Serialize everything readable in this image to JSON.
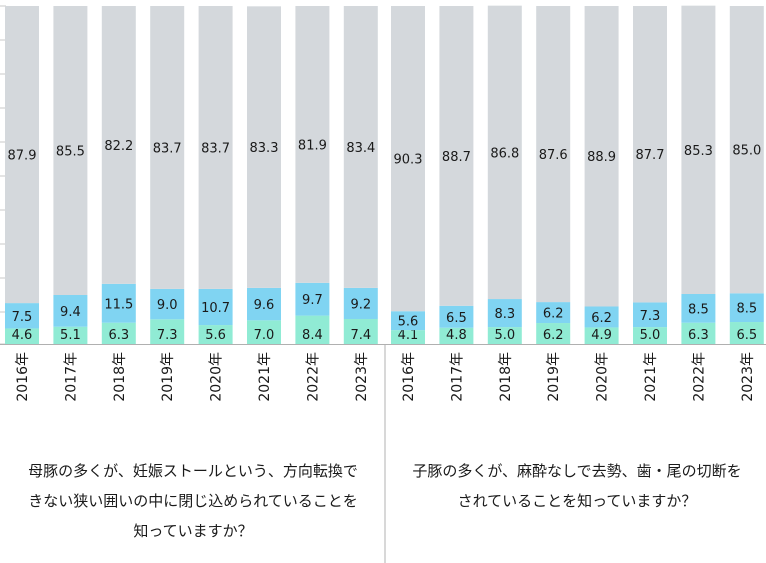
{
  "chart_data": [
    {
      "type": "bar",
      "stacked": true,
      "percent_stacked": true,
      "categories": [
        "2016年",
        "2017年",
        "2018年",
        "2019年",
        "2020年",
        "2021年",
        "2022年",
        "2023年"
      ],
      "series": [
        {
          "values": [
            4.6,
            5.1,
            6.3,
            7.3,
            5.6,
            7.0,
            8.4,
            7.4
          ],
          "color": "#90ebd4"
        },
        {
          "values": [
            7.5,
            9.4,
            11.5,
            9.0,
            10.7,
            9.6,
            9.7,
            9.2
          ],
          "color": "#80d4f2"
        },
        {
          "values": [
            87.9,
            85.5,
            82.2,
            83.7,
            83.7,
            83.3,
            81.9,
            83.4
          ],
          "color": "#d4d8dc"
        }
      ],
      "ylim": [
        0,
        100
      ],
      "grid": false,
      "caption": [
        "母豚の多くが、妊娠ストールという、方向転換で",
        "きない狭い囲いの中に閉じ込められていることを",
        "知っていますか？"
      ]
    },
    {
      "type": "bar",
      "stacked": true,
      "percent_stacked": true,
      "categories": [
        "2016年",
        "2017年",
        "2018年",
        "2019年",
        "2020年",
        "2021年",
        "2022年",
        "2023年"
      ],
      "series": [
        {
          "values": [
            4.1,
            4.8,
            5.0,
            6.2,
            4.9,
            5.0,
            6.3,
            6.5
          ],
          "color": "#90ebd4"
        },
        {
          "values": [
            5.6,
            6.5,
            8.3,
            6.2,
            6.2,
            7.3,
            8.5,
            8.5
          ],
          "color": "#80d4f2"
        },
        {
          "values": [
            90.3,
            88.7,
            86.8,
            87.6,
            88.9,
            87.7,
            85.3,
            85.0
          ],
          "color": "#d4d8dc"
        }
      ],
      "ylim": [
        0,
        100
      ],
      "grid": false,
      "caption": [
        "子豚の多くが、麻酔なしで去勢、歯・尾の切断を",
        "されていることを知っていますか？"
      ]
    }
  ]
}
════════════════
Reproduce the entries above word for word. Pictures stay out.

Complete output>
Serialize everything readable in this image to JSON.
{
  "chart_data": [
    {
      "type": "bar",
      "stacked": true,
      "percent_stacked": true,
      "categories": [
        "2016年",
        "2017年",
        "2018年",
        "2019年",
        "2020年",
        "2021年",
        "2022年",
        "2023年"
      ],
      "series": [
        {
          "values": [
            4.6,
            5.1,
            6.3,
            7.3,
            5.6,
            7.0,
            8.4,
            7.4
          ],
          "color": "#90ebd4"
        },
        {
          "values": [
            7.5,
            9.4,
            11.5,
            9.0,
            10.7,
            9.6,
            9.7,
            9.2
          ],
          "color": "#80d4f2"
        },
        {
          "values": [
            87.9,
            85.5,
            82.2,
            83.7,
            83.7,
            83.3,
            81.9,
            83.4
          ],
          "color": "#d4d8dc"
        }
      ],
      "ylim": [
        0,
        100
      ],
      "grid": false,
      "caption": [
        "母豚の多くが、妊娠ストールという、方向転換で",
        "きない狭い囲いの中に閉じ込められていることを",
        "知っていますか？"
      ]
    },
    {
      "type": "bar",
      "stacked": true,
      "percent_stacked": true,
      "categories": [
        "2016年",
        "2017年",
        "2018年",
        "2019年",
        "2020年",
        "2021年",
        "2022年",
        "2023年"
      ],
      "series": [
        {
          "values": [
            4.1,
            4.8,
            5.0,
            6.2,
            4.9,
            5.0,
            6.3,
            6.5
          ],
          "color": "#90ebd4"
        },
        {
          "values": [
            5.6,
            6.5,
            8.3,
            6.2,
            6.2,
            7.3,
            8.5,
            8.5
          ],
          "color": "#80d4f2"
        },
        {
          "values": [
            90.3,
            88.7,
            86.8,
            87.6,
            88.9,
            87.7,
            85.3,
            85.0
          ],
          "color": "#d4d8dc"
        }
      ],
      "ylim": [
        0,
        100
      ],
      "grid": false,
      "caption": [
        "子豚の多くが、麻酔なしで去勢、歯・尾の切断を",
        "されていることを知っていますか？"
      ]
    }
  ]
}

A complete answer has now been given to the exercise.